● PROBLEM TO SOLVE: What follows is a set of entries. Repeat them exactly, but not their pictures.

● DATA EXTRACT:
****************

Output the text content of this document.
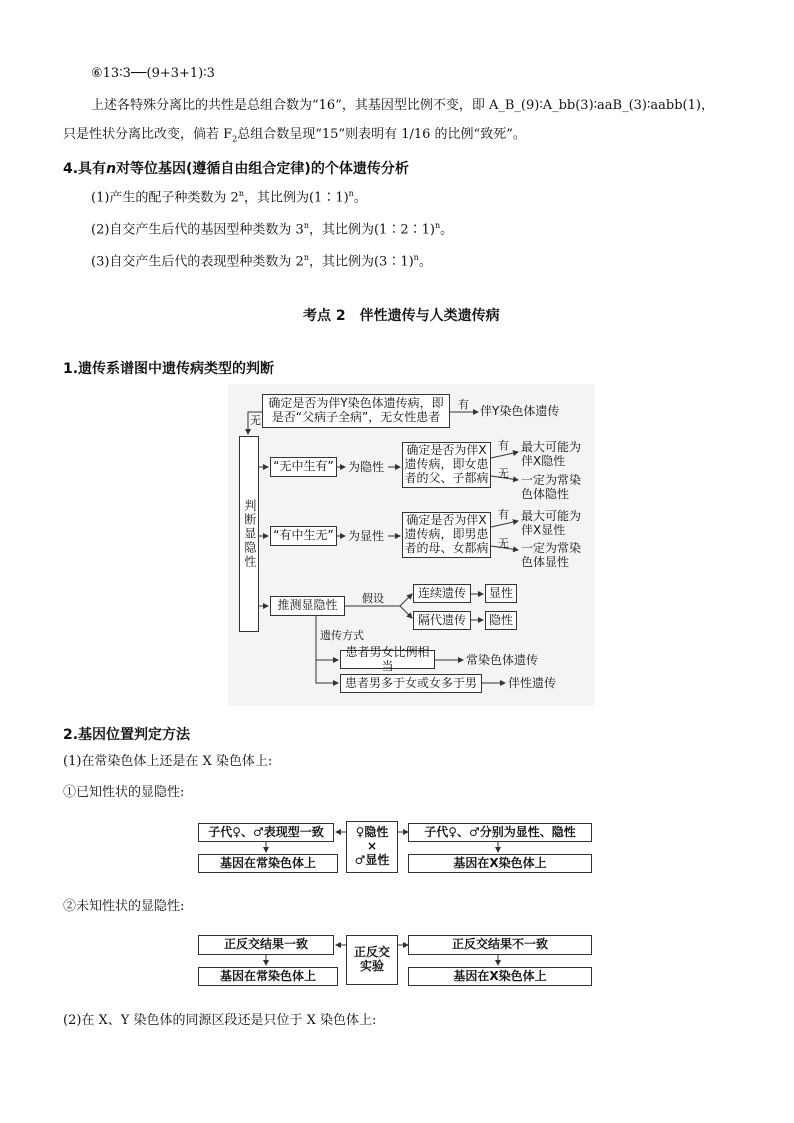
⑥13∶3──(9+3+1)∶3
上述各特殊分离比的共性是总组合数为“16”，其基因型比例不变，即 A_B_(9)∶A_bb(3)∶aaB_(3)∶aabb(1)，
只是性状分离比改变，倘若 $F_2$总组合数呈现“15”则表明有 1/16 的比例“致死”。
4.具有n对等位基因(遵循自由组合定律)的个体遗传分析
(1)产生的配子种类数为 2$^n$，其比例为(1∶1)$^n$。
(2)自交产生后代的基因型种类数为 3$^n$，其比例为(1∶2∶1)$^n$。
(3)自交产生后代的表现型种类数为 2$^n$，其比例为(3∶1)$^n$。
考点 2　伴性遗传与人类遗传病
1.遗传系谱图中遗传病类型的判断
确定是否为伴Y染色体遗传病，即
是否“父病子全病”，无女性患者
有
无
伴Y染色体遗传
判断显隐性
“无中生有” 为隐性
确定是否为伴X
遗传病，即女患
者的父、子都病
有
无
最大可能为
伴X隐性
一定为常染
色体隐性
“有中生无” 为显性
确定是否为伴X
遗传病，即男患
者的母、女都病
有
无
最大可能为
伴X显性
一定为常染
色体显性
推测显隐性	假设	连续遗传	显性
隔代遗传	隐性
遗传方式
患者男女比例相当	常染色体遗传
患者男多于女或女多于男	伴性遗传
2.基因位置判定方法
(1)在常染色体上还是在 X 染色体上:
①已知性状的显隐性:
子代♀、♂表现型一致
基因在常染色体上
♀隐性
×
♂显性
子代♀、♂分别为显性、隐性
基因在X染色体上
②未知性状的显隐性:
正反交结果一致
基因在常染色体上
正反交
实验
正反交结果不一致
基因在X染色体上
(2)在 X、Y 染色体的同源区段还是只位于 X 染色体上:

****************

● FINISHED ANSWER:
Output the text content of this document.
⑥13∶3──(9+3+1)∶3
上述各特殊分离比的共性是总组合数为“16”，其基因型比例不变，即 A_B_(9)∶A_bb(3)∶aaB_(3)∶aabb(1)，
只是性状分离比改变，倘若 $F_2$总组合数呈现“15”则表明有 1/16 的比例“致死”。
4.具有n对等位基因(遵循自由组合定律)的个体遗传分析
(1)产生的配子种类数为 2$^n$，其比例为(1∶1)$^n$。
(2)自交产生后代的基因型种类数为 3$^n$，其比例为(1∶2∶1)$^n$。
(3)自交产生后代的表现型种类数为 2$^n$，其比例为(3∶1)$^n$。
考点 2　伴性遗传与人类遗传病
1.遗传系谱图中遗传病类型的判断
确定是否为伴Y染色体遗传病，即
是否“父病子全病”，无女性患者
有
无
伴Y染色体遗传
判断显隐性
“无中生有” 为隐性
确定是否为伴X
遗传病，即女患
者的父、子都病
有
无
最大可能为
伴X隐性
一定为常染
色体隐性
“有中生无” 为显性
确定是否为伴X
遗传病，即男患
者的母、女都病
有
无
最大可能为
伴X显性
一定为常染
色体显性
推测显隐性	假设	连续遗传	显性
隔代遗传	隐性
遗传方式
患者男女比例相当	常染色体遗传
患者男多于女或女多于男	伴性遗传
2.基因位置判定方法
(1)在常染色体上还是在 X 染色体上:
①已知性状的显隐性:
子代♀、♂表现型一致
基因在常染色体上
♀隐性
×
♂显性
子代♀、♂分别为显性、隐性
基因在X染色体上
②未知性状的显隐性:
正反交结果一致
基因在常染色体上
正反交
实验
正反交结果不一致
基因在X染色体上
(2)在 X、Y 染色体的同源区段还是只位于 X 染色体上:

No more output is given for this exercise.